LISTED ENTRIES
===
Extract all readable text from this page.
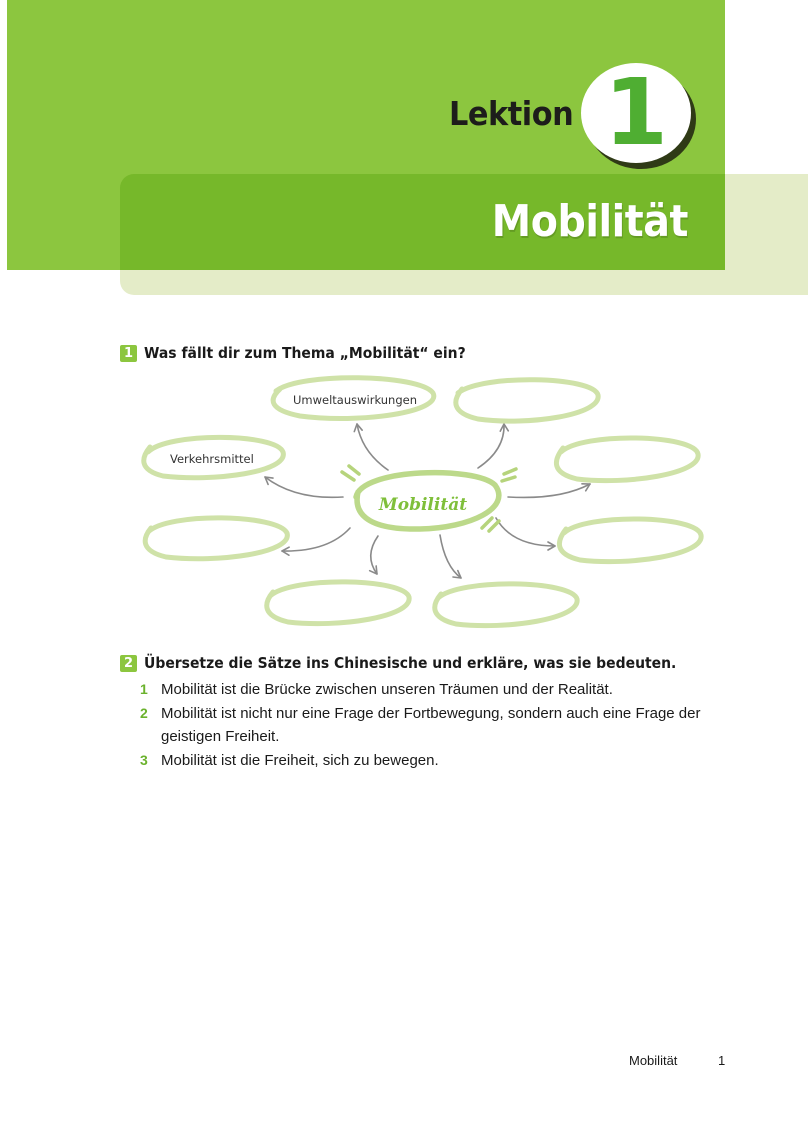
Lektion 1
Mobilität
1 Was fällt dir zum Thema „Mobilität“ ein?
Umweltauswirkungen
Verkehrsmittel
Mobilität
2 Übersetze die Sätze ins Chinesische und erkläre, was sie bedeuten.
1 Mobilität ist die Brücke zwischen unseren Träumen und der Realität.
2 Mobilität ist nicht nur eine Frage der Fortbewegung, sondern auch eine Frage der geistigen Freiheit.
3 Mobilität ist die Freiheit, sich zu bewegen.
Mobilität	1
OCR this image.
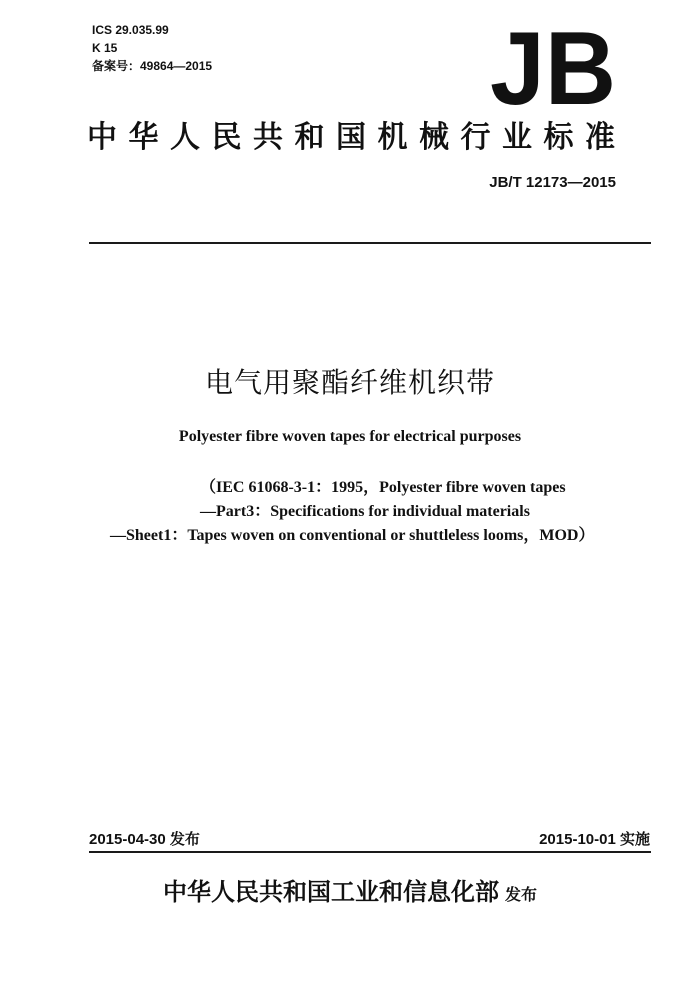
ICS 29.035.99
K 15
备案号：49864—2015	JB
中华人民共和国机械行业标准
JB/T 12173—2015
电气用聚酯纤维机织带
Polyester fibre woven tapes for electrical purposes
（IEC 61068-3-1：1995，Polyester fibre woven tapes
—Part3：Specifications for individual materials
—Sheet1：Tapes woven on conventional or shuttleless looms，MOD）
2015-04-30 发布	2015-10-01 实施
中华人民共和国工业和信息化部 发布
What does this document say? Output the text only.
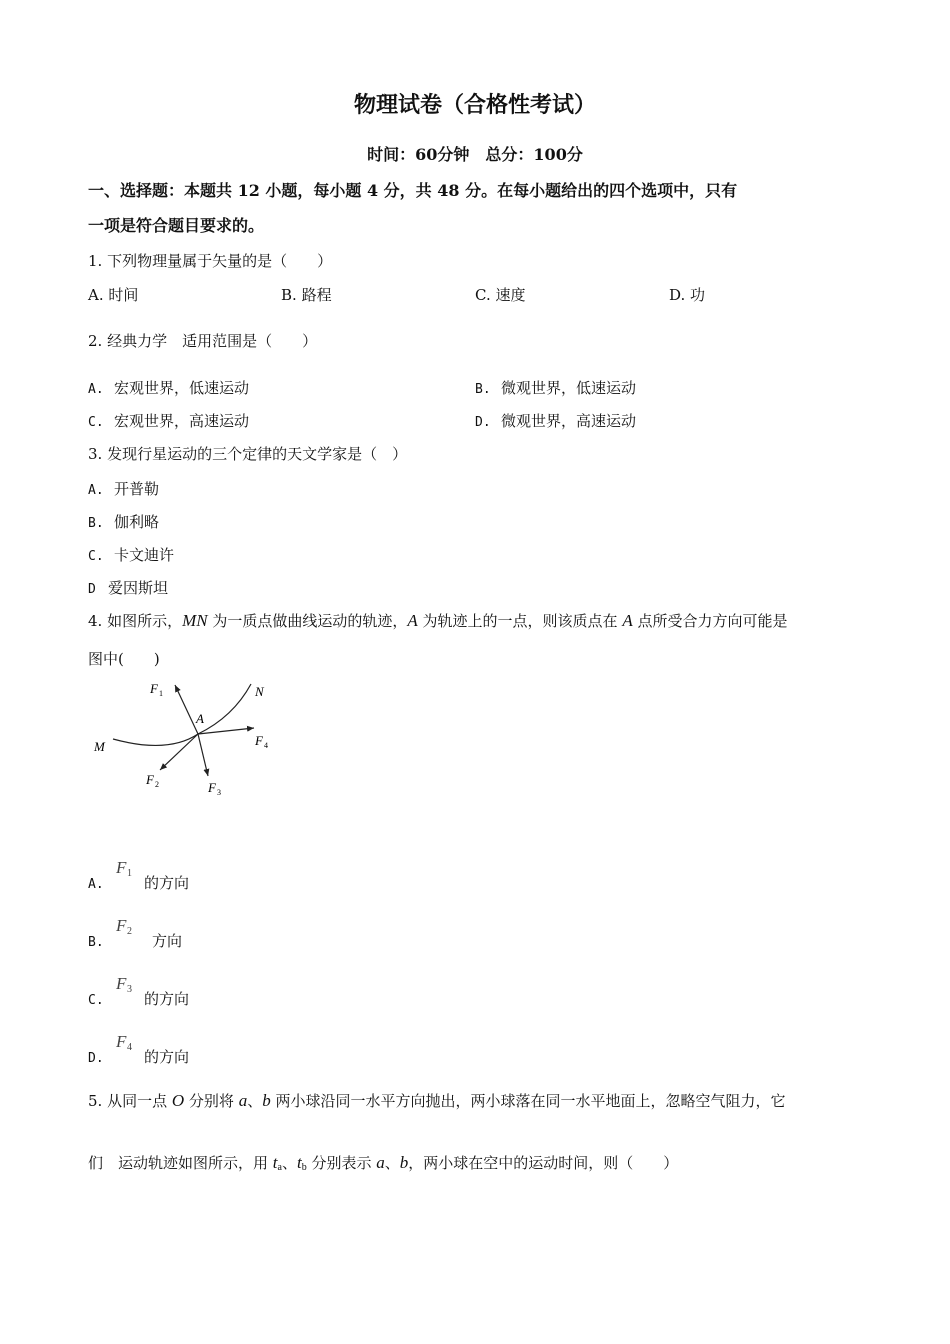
物理试卷（合格性考试）
时间：60分钟　总分：100分
一、选择题：本题共 12 小题，每小题 4 分，共 48 分。在每小题给出的四个选项中，只有
一项是符合题目要求的。
1. 下列物理量属于矢量的是（　　）
A. 时间	B. 路程	C. 速度	D. 功
2. 经典力学　适用范围是（　　）
A. 宏观世界，低速运动	B. 微观世界，低速运动
C. 宏观世界，高速运动	D. 微观世界，高速运动
3. 发现行星运动的三个定律的天文学家是（　）
A. 开普勒
B. 伽利略
C. 卡文迪许
D 爱因斯坦
4. 如图所示，MN 为一质点做曲线运动的轨迹，A 为轨迹上的一点，则该质点在 A 点所受合力方向可能是
图中(　　)
F 1
A
N
M	F 4
F 2	F 3
A.
F 1
的方向
B.
F 2
方向
C.
F 3
的方向
D.
F 4
的方向
5. 从同一点 O 分别将 a、b 两小球沿同一水平方向抛出，两小球落在同一水平地面上，忽略空气阻力，它
们　运动轨迹如图所示，用 $t_a$、$t_b$ 分别表示 a、b，两小球在空中的运动时间，则（　　）
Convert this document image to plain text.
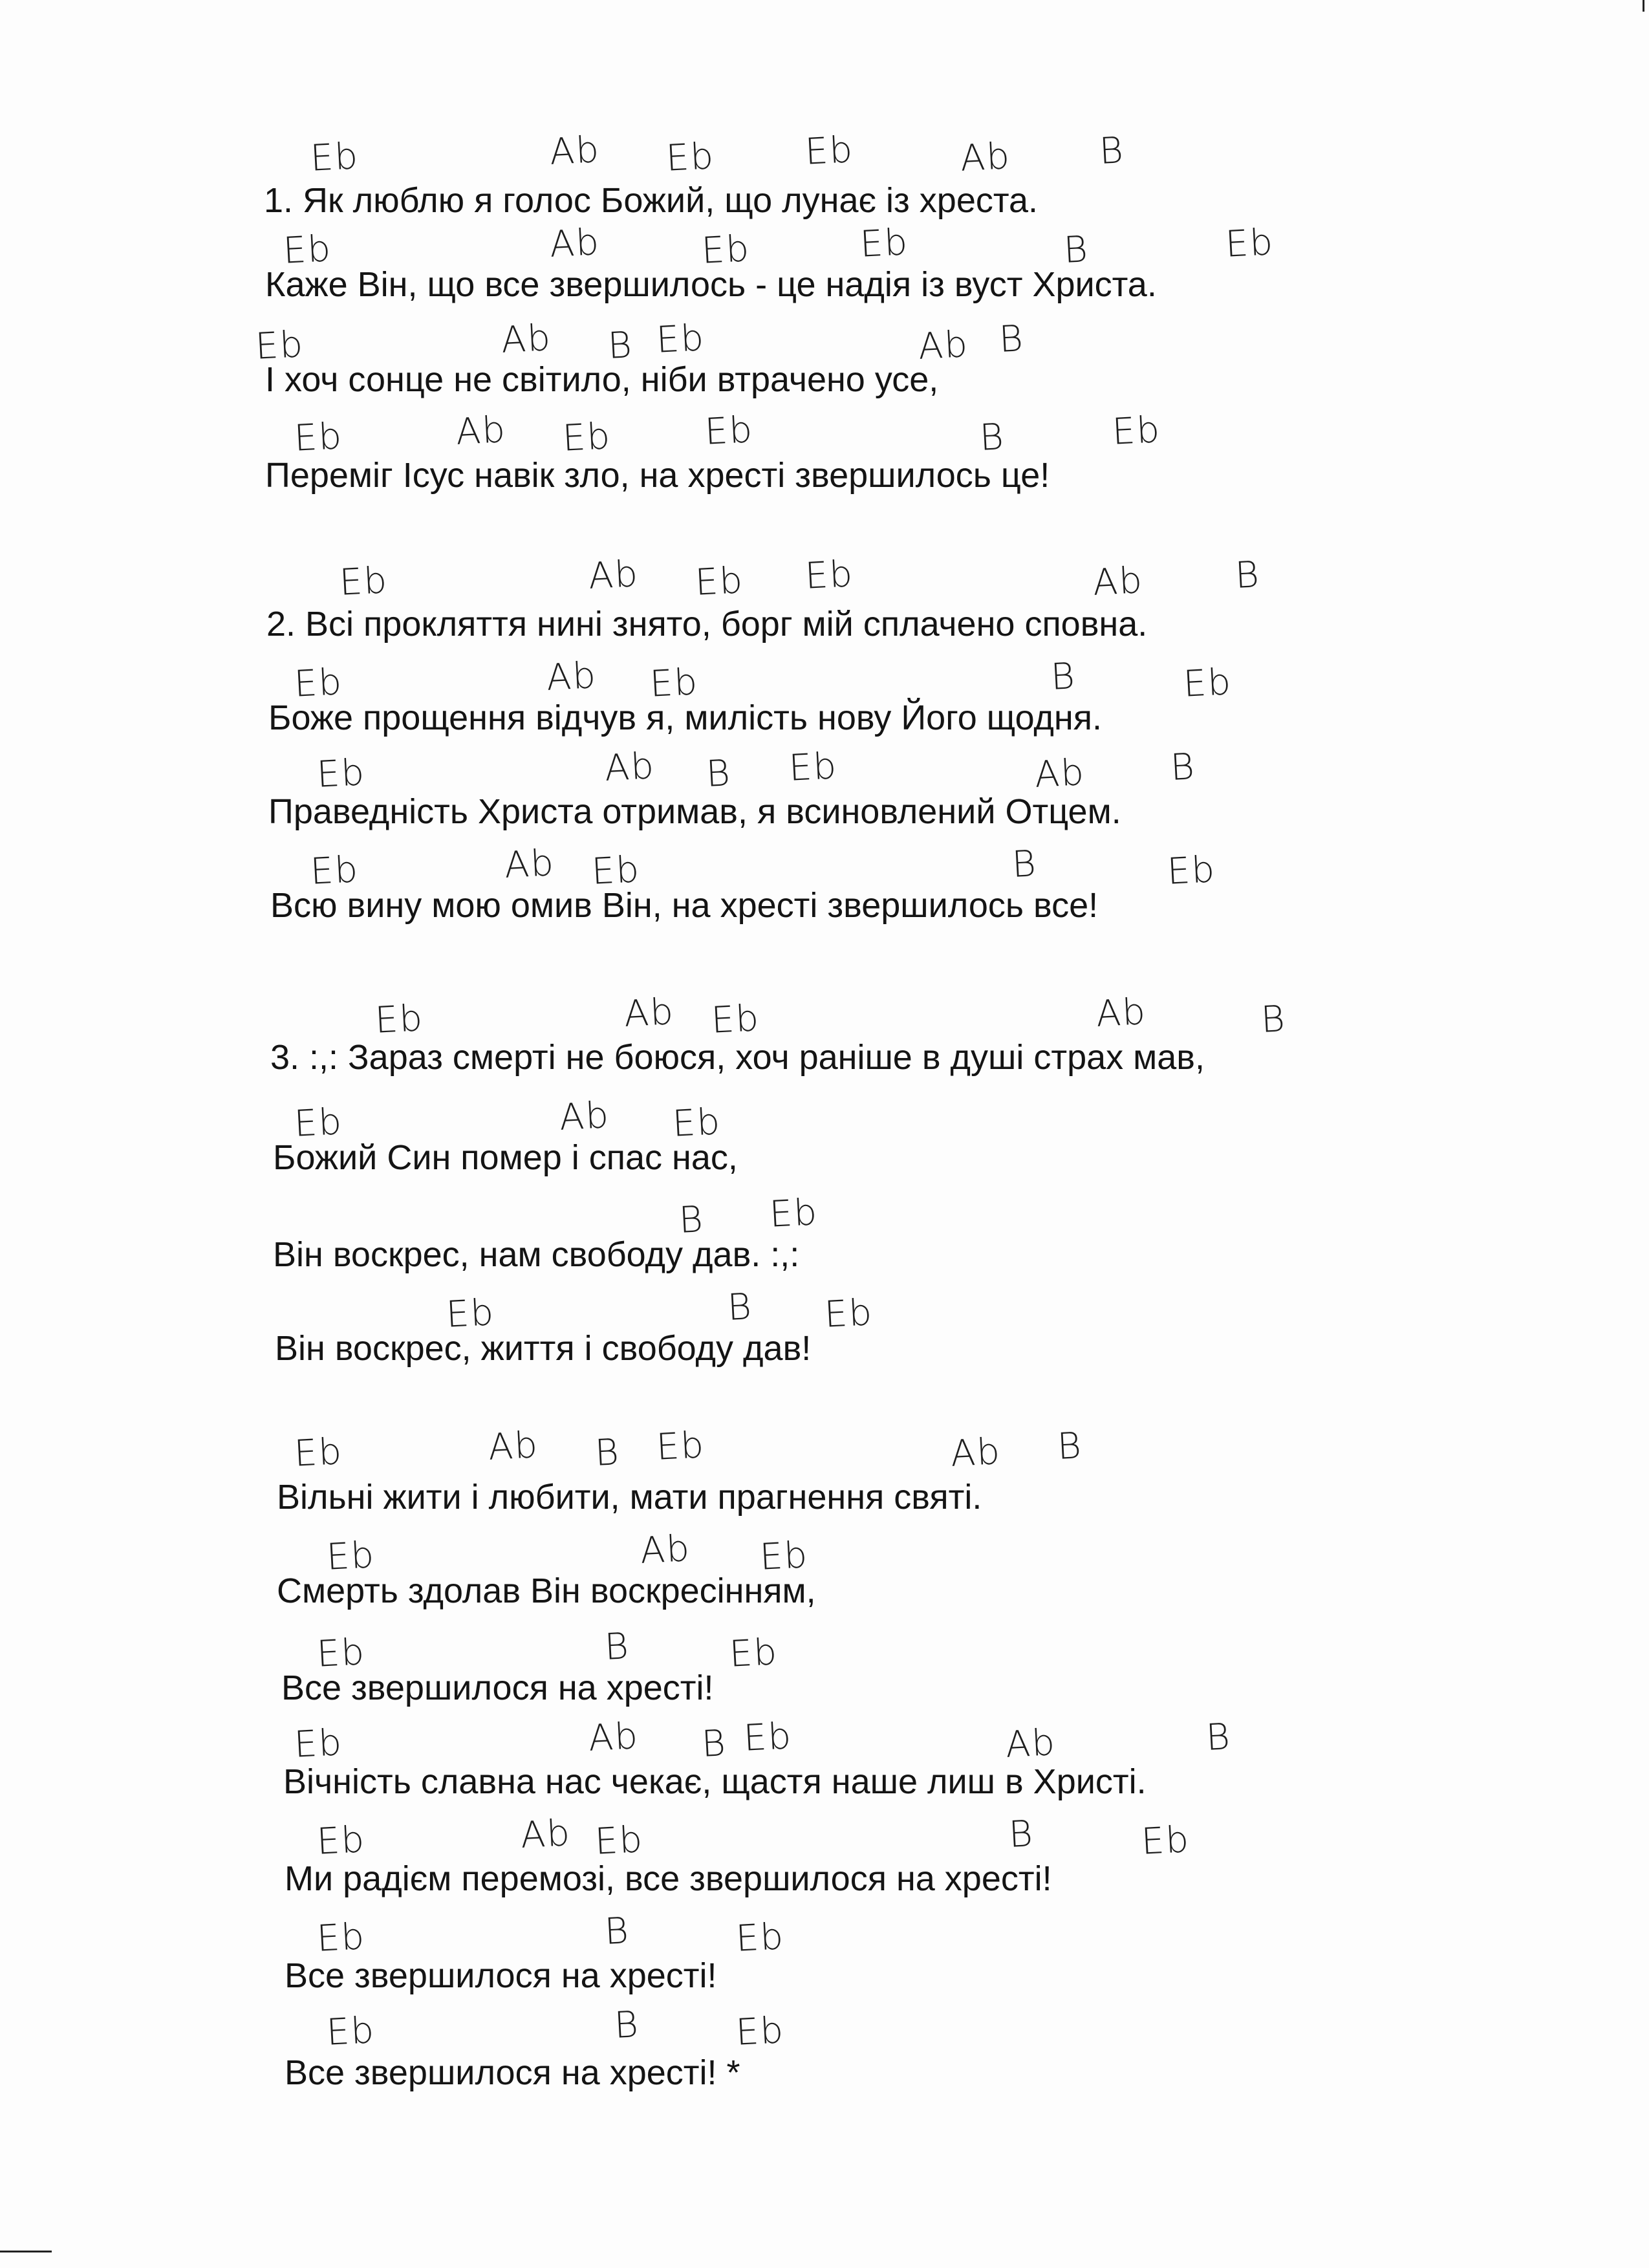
1. Як люблю я голос Божий, що лунає із хреста.
Eb	Ab Eb Eb	Ab B
Каже Він, що все звершилось - це надія із вуст Христа.
Eb	Ab	Eb	Eb	B	Eb
І хоч сонце не світило, ніби втрачено усе,
Eb	Ab B Eb	Ab B
Переміг Ісус навік зло, на хресті звершилось це!
Eb	Ab Eb	Eb	B	Eb
2. Всі прокляття нині знято, борг мій сплачено сповна.
Eb	Ab Eb Eb	Ab B
Боже прощення відчув я, милість нову Його щодня.
Eb	Ab Eb	B	Eb
Праведність Христа отримав, я всиновлений Отцем.
Eb	Ab B Eb	Ab B
Всю вину мою омив Він, на хресті звершилось все!
Eb	Ab Eb	B	Eb
3. :,: Зараз смерті не боюся, хоч раніше в душі страх мав,
Eb	Ab Eb	Ab	B
Божий Син помер і спас нас,
Eb	Ab Eb
Він воскрес, нам свободу дав. :,:
B Eb
Він воскрес, життя і свободу дав!
Eb	B Eb
Вільні жити і любити, мати прагнення святі.
Eb	Ab B Eb	Ab B
Смерть здолав Він воскресінням,
Eb	Ab Eb
Все звершилося на хресті!
Eb	B	Eb
Вічність славна нас чекає, щастя наше лиш в Христі.
Eb	Ab B Eb	Ab	B
Ми радієм перемозі, все звершилося на хресті!
Eb	Ab Eb	B	Eb
Все звершилося на хресті!
Eb	B	Eb
Все звершилося на хресті! *
Eb	B	Eb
===
GIVEN INSTRUCTION
Copy the data word for word. Pictures do not go in the copy.

WRITTEN SOLUTION
Extract all readable text from this page.
Lektion 1
Mobilität
1 Was fällt dir zum Thema „Mobilität“ ein?
Umweltauswirkungen
Verkehrsmittel
Mobilität
2 Übersetze die Sätze ins Chinesische und erkläre, was sie bedeuten.
1 Mobilität ist die Brücke zwischen unseren Träumen und der Realität.
2 Mobilität ist nicht nur eine Frage der Fortbewegung, sondern auch eine Frage der geistigen Freiheit.
3 Mobilität ist die Freiheit, sich zu bewegen.
Mobilität	1
OCR this image.
ICS 29.035.99
K 15
备案号：49864—2015	JB
中华人民共和国机械行业标准
JB/T 12173—2015
电气用聚酯纤维机织带
Polyester fibre woven tapes for electrical purposes
（IEC 61068-3-1：1995，Polyester fibre woven tapes
—Part3：Specifications for individual materials
—Sheet1：Tapes woven on conventional or shuttleless looms，MOD）
2015-04-30 发布	2015-10-01 实施
中华人民共和国工业和信息化部 发布
What does this document say? Output the text only.
物理试卷（合格性考试）
时间：60分钟　总分：100分
一、选择题：本题共 12 小题，每小题 4 分，共 48 分。在每小题给出的四个选项中，只有
一项是符合题目要求的。
1. 下列物理量属于矢量的是（　　）
A. 时间	B. 路程	C. 速度	D. 功
2. 经典力学　适用范围是（　　）
A. 宏观世界，低速运动	B. 微观世界，低速运动
C. 宏观世界，高速运动	D. 微观世界，高速运动
3. 发现行星运动的三个定律的天文学家是（　）
A. 开普勒
B. 伽利略
C. 卡文迪许
D 爱因斯坦
4. 如图所示，MN 为一质点做曲线运动的轨迹，A 为轨迹上的一点，则该质点在 A 点所受合力方向可能是
图中(　　)
F 1
A
N
M	F 4
F 2	F 3
A.
F 1
的方向
B.
F 2
方向
C.
F 3
的方向
D.
F 4
的方向
5. 从同一点 O 分别将 a、b 两小球沿同一水平方向抛出，两小球落在同一水平地面上，忽略空气阻力，它
们　运动轨迹如图所示，用 $t_a$、$t_b$ 分别表示 a、b，两小球在空中的运动时间，则（　　）
Convert this document image to plain text.
1. Як люблю я голос Божий, що лунає із хреста.
Eb	Ab Eb Eb	Ab B
Каже Він, що все звершилось - це надія із вуст Христа.
Eb	Ab	Eb	Eb	B	Eb
І хоч сонце не світило, ніби втрачено усе,
Eb	Ab B Eb	Ab B
Переміг Ісус навік зло, на хресті звершилось це!
Eb	Ab Eb	Eb	B	Eb
2. Всі прокляття нині знято, борг мій сплачено сповна.
Eb	Ab Eb Eb	Ab B
Боже прощення відчув я, милість нову Його щодня.
Eb	Ab Eb	B	Eb
Праведність Христа отримав, я всиновлений Отцем.
Eb	Ab B Eb	Ab B
Всю вину мою омив Він, на хресті звершилось все!
Eb	Ab Eb	B	Eb
3. :,: Зараз смерті не боюся, хоч раніше в душі страх мав,
Eb	Ab Eb	Ab	B
Божий Син помер і спас нас,
Eb	Ab Eb
Він воскрес, нам свободу дав. :,:
B Eb
Він воскрес, життя і свободу дав!
Eb	B Eb
Вільні жити і любити, мати прагнення святі.
Eb	Ab B Eb	Ab B
Смерть здолав Він воскресінням,
Eb	Ab Eb
Все звершилося на хресті!
Eb	B	Eb
Вічність славна нас чекає, щастя наше лиш в Христі.
Eb	Ab B Eb	Ab	B
Ми радієм перемозі, все звершилося на хресті!
Eb	Ab Eb	B	Eb
Все звершилося на хресті!
Eb	B	Eb
Все звершилося на хресті! *
Eb	B	Eb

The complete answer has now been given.